BEGIN PROVIDED RECORDS

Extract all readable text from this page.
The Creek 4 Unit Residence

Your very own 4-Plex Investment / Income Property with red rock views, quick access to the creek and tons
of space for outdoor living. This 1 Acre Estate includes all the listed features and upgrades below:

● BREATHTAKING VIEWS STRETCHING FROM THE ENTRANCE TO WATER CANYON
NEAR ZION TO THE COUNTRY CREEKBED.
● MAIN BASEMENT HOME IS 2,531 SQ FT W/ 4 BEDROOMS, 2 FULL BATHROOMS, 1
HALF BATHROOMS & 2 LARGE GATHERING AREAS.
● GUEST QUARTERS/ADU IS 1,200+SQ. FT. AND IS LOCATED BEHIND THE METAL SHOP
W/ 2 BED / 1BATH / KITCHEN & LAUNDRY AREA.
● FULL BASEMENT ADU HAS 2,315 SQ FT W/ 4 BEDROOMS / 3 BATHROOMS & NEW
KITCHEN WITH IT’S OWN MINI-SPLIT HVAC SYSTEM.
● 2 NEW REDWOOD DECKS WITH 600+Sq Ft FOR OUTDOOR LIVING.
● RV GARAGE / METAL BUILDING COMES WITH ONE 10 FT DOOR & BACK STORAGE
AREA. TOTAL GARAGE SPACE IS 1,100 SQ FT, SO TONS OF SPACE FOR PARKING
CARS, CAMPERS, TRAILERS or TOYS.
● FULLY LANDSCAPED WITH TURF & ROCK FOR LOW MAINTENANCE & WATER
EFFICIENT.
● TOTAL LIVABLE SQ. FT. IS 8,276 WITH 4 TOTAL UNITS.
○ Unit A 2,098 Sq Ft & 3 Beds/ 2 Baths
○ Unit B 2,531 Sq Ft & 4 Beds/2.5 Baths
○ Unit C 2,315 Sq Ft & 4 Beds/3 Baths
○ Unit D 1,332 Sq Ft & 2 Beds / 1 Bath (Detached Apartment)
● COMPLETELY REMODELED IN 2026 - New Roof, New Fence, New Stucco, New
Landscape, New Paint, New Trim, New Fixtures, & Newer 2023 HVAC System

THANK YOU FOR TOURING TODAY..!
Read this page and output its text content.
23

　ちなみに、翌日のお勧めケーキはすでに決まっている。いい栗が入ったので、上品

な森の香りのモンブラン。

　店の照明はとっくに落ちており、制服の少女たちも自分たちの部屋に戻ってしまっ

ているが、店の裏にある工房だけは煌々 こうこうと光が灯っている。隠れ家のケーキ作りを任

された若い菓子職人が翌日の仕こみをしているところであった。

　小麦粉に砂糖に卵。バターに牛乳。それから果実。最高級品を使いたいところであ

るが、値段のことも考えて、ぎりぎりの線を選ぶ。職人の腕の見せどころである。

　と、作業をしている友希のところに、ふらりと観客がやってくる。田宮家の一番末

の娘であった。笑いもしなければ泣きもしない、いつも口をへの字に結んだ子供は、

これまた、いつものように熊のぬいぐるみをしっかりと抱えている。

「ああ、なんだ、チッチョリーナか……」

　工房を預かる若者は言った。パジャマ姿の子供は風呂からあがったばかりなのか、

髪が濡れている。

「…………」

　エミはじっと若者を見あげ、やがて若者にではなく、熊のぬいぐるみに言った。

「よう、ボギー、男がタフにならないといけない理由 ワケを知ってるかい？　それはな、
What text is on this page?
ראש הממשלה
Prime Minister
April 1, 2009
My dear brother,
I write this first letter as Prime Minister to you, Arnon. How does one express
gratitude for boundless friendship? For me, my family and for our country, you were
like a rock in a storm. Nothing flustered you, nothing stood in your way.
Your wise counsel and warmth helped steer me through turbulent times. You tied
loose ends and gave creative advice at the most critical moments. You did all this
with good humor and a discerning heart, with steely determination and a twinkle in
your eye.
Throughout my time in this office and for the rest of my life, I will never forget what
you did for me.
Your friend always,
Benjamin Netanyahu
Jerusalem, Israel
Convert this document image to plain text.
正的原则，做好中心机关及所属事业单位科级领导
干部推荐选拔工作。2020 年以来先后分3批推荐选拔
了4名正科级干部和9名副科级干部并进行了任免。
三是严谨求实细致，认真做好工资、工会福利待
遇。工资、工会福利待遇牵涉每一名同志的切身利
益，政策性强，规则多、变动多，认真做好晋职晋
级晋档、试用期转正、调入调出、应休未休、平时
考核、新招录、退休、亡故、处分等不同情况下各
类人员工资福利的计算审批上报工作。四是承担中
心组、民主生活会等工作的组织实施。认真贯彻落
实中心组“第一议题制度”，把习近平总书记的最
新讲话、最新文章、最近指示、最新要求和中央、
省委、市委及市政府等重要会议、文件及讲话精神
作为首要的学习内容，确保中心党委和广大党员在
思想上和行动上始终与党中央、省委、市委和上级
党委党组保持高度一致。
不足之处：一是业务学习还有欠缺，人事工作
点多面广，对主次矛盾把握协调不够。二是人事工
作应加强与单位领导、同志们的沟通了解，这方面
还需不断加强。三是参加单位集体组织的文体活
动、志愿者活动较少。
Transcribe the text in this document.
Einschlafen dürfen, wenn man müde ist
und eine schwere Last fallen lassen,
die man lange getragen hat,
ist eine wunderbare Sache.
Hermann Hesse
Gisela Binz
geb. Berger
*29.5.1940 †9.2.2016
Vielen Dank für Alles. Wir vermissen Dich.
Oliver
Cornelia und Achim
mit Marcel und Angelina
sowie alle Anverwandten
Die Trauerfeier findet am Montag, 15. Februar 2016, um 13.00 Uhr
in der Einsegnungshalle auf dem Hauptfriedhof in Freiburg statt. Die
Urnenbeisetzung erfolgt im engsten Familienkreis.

END PROVIDED RECORDS

> _EXERCISE INSTRUCTIONS_
Print the complete listing again, exactly as it stands.

> _THE REPLY_
Extract all readable text from this page.
The Creek 4 Unit Residence

Your very own 4-Plex Investment / Income Property with red rock views, quick access to the creek and tons
of space for outdoor living. This 1 Acre Estate includes all the listed features and upgrades below:

● BREATHTAKING VIEWS STRETCHING FROM THE ENTRANCE TO WATER CANYON
NEAR ZION TO THE COUNTRY CREEKBED.
● MAIN BASEMENT HOME IS 2,531 SQ FT W/ 4 BEDROOMS, 2 FULL BATHROOMS, 1
HALF BATHROOMS & 2 LARGE GATHERING AREAS.
● GUEST QUARTERS/ADU IS 1,200+SQ. FT. AND IS LOCATED BEHIND THE METAL SHOP
W/ 2 BED / 1BATH / KITCHEN & LAUNDRY AREA.
● FULL BASEMENT ADU HAS 2,315 SQ FT W/ 4 BEDROOMS / 3 BATHROOMS & NEW
KITCHEN WITH IT’S OWN MINI-SPLIT HVAC SYSTEM.
● 2 NEW REDWOOD DECKS WITH 600+Sq Ft FOR OUTDOOR LIVING.
● RV GARAGE / METAL BUILDING COMES WITH ONE 10 FT DOOR & BACK STORAGE
AREA. TOTAL GARAGE SPACE IS 1,100 SQ FT, SO TONS OF SPACE FOR PARKING
CARS, CAMPERS, TRAILERS or TOYS.
● FULLY LANDSCAPED WITH TURF & ROCK FOR LOW MAINTENANCE & WATER
EFFICIENT.
● TOTAL LIVABLE SQ. FT. IS 8,276 WITH 4 TOTAL UNITS.
○ Unit A 2,098 Sq Ft & 3 Beds/ 2 Baths
○ Unit B 2,531 Sq Ft & 4 Beds/2.5 Baths
○ Unit C 2,315 Sq Ft & 4 Beds/3 Baths
○ Unit D 1,332 Sq Ft & 2 Beds / 1 Bath (Detached Apartment)
● COMPLETELY REMODELED IN 2026 - New Roof, New Fence, New Stucco, New
Landscape, New Paint, New Trim, New Fixtures, & Newer 2023 HVAC System

THANK YOU FOR TOURING TODAY..!
Read this page and output its text content.
23

　ちなみに、翌日のお勧めケーキはすでに決まっている。いい栗が入ったので、上品

な森の香りのモンブラン。

　店の照明はとっくに落ちており、制服の少女たちも自分たちの部屋に戻ってしまっ

ているが、店の裏にある工房だけは煌々 こうこうと光が灯っている。隠れ家のケーキ作りを任

された若い菓子職人が翌日の仕こみをしているところであった。

　小麦粉に砂糖に卵。バターに牛乳。それから果実。最高級品を使いたいところであ

るが、値段のことも考えて、ぎりぎりの線を選ぶ。職人の腕の見せどころである。

　と、作業をしている友希のところに、ふらりと観客がやってくる。田宮家の一番末

の娘であった。笑いもしなければ泣きもしない、いつも口をへの字に結んだ子供は、

これまた、いつものように熊のぬいぐるみをしっかりと抱えている。

「ああ、なんだ、チッチョリーナか……」

　工房を預かる若者は言った。パジャマ姿の子供は風呂からあがったばかりなのか、

髪が濡れている。

「…………」

　エミはじっと若者を見あげ、やがて若者にではなく、熊のぬいぐるみに言った。

「よう、ボギー、男がタフにならないといけない理由 ワケを知ってるかい？　それはな、
What text is on this page?
ראש הממשלה
Prime Minister
April 1, 2009
My dear brother,
I write this first letter as Prime Minister to you, Arnon. How does one express
gratitude for boundless friendship? For me, my family and for our country, you were
like a rock in a storm. Nothing flustered you, nothing stood in your way.
Your wise counsel and warmth helped steer me through turbulent times. You tied
loose ends and gave creative advice at the most critical moments. You did all this
with good humor and a discerning heart, with steely determination and a twinkle in
your eye.
Throughout my time in this office and for the rest of my life, I will never forget what
you did for me.
Your friend always,
Benjamin Netanyahu
Jerusalem, Israel
Convert this document image to plain text.
正的原则，做好中心机关及所属事业单位科级领导
干部推荐选拔工作。2020 年以来先后分3批推荐选拔
了4名正科级干部和9名副科级干部并进行了任免。
三是严谨求实细致，认真做好工资、工会福利待
遇。工资、工会福利待遇牵涉每一名同志的切身利
益，政策性强，规则多、变动多，认真做好晋职晋
级晋档、试用期转正、调入调出、应休未休、平时
考核、新招录、退休、亡故、处分等不同情况下各
类人员工资福利的计算审批上报工作。四是承担中
心组、民主生活会等工作的组织实施。认真贯彻落
实中心组“第一议题制度”，把习近平总书记的最
新讲话、最新文章、最近指示、最新要求和中央、
省委、市委及市政府等重要会议、文件及讲话精神
作为首要的学习内容，确保中心党委和广大党员在
思想上和行动上始终与党中央、省委、市委和上级
党委党组保持高度一致。
不足之处：一是业务学习还有欠缺，人事工作
点多面广，对主次矛盾把握协调不够。二是人事工
作应加强与单位领导、同志们的沟通了解，这方面
还需不断加强。三是参加单位集体组织的文体活
动、志愿者活动较少。
Transcribe the text in this document.
Einschlafen dürfen, wenn man müde ist
und eine schwere Last fallen lassen,
die man lange getragen hat,
ist eine wunderbare Sache.
Hermann Hesse
Gisela Binz
geb. Berger
*29.5.1940 †9.2.2016
Vielen Dank für Alles. Wir vermissen Dich.
Oliver
Cornelia und Achim
mit Marcel und Angelina
sowie alle Anverwandten
Die Trauerfeier findet am Montag, 15. Februar 2016, um 13.00 Uhr
in der Einsegnungshalle auf dem Hauptfriedhof in Freiburg statt. Die
Urnenbeisetzung erfolgt im engsten Familienkreis.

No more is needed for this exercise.